Your task is to write out exactly the lines from the line containing "Enumerate this screenshot's" through the end of the records, inclusive at both ends.

****

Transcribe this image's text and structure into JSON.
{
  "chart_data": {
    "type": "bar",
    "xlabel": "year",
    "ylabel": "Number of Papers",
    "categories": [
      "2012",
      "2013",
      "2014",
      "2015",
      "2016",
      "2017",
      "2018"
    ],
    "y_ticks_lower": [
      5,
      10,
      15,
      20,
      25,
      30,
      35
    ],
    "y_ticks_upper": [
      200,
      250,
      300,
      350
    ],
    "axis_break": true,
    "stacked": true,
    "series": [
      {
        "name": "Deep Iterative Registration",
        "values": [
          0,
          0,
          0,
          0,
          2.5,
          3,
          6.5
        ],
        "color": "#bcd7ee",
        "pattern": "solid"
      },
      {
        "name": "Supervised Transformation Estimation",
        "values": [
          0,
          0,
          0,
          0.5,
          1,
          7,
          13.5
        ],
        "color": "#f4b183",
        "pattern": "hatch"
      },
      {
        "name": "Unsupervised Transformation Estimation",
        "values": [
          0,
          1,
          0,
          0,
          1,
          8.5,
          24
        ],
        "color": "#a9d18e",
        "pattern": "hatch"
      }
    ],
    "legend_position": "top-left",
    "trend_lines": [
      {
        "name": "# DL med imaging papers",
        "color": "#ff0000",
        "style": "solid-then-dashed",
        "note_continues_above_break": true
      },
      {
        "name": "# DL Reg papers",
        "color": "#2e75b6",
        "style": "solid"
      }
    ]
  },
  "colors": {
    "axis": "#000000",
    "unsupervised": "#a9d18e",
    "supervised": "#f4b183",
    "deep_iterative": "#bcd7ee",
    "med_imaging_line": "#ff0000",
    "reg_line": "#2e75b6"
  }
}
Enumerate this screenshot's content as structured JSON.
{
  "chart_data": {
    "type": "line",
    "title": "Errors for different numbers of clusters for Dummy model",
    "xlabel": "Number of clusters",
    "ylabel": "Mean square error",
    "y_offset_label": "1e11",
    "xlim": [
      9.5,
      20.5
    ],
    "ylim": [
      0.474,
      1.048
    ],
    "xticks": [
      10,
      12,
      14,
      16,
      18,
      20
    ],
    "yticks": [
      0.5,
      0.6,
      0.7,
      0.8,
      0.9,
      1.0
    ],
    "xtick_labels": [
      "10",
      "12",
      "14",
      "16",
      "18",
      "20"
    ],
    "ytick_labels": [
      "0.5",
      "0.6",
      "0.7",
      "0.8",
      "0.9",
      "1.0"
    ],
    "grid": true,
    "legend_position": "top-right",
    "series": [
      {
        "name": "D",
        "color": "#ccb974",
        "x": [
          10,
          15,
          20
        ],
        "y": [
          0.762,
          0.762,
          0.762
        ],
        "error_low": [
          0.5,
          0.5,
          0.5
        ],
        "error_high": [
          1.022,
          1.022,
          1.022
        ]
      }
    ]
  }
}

****

* _THE RESPONSE_
Enumerate this screenshot's content as structured JSON.
{
  "chart_data": {
    "type": "line",
    "title": "Errors for different numbers of clusters for Dummy model",
    "xlabel": "Number of clusters",
    "ylabel": "Mean square error",
    "y_offset_label": "1e11",
    "xlim": [
      9.5,
      20.5
    ],
    "ylim": [
      0.474,
      1.048
    ],
    "xticks": [
      10,
      12,
      14,
      16,
      18,
      20
    ],
    "yticks": [
      0.5,
      0.6,
      0.7,
      0.8,
      0.9,
      1.0
    ],
    "xtick_labels": [
      "10",
      "12",
      "14",
      "16",
      "18",
      "20"
    ],
    "ytick_labels": [
      "0.5",
      "0.6",
      "0.7",
      "0.8",
      "0.9",
      "1.0"
    ],
    "grid": true,
    "legend_position": "top-right",
    "series": [
      {
        "name": "D",
        "color": "#ccb974",
        "x": [
          10,
          15,
          20
        ],
        "y": [
          0.762,
          0.762,
          0.762
        ],
        "error_low": [
          0.5,
          0.5,
          0.5
        ],
        "error_high": [
          1.022,
          1.022,
          1.022
        ]
      }
    ]
  }
}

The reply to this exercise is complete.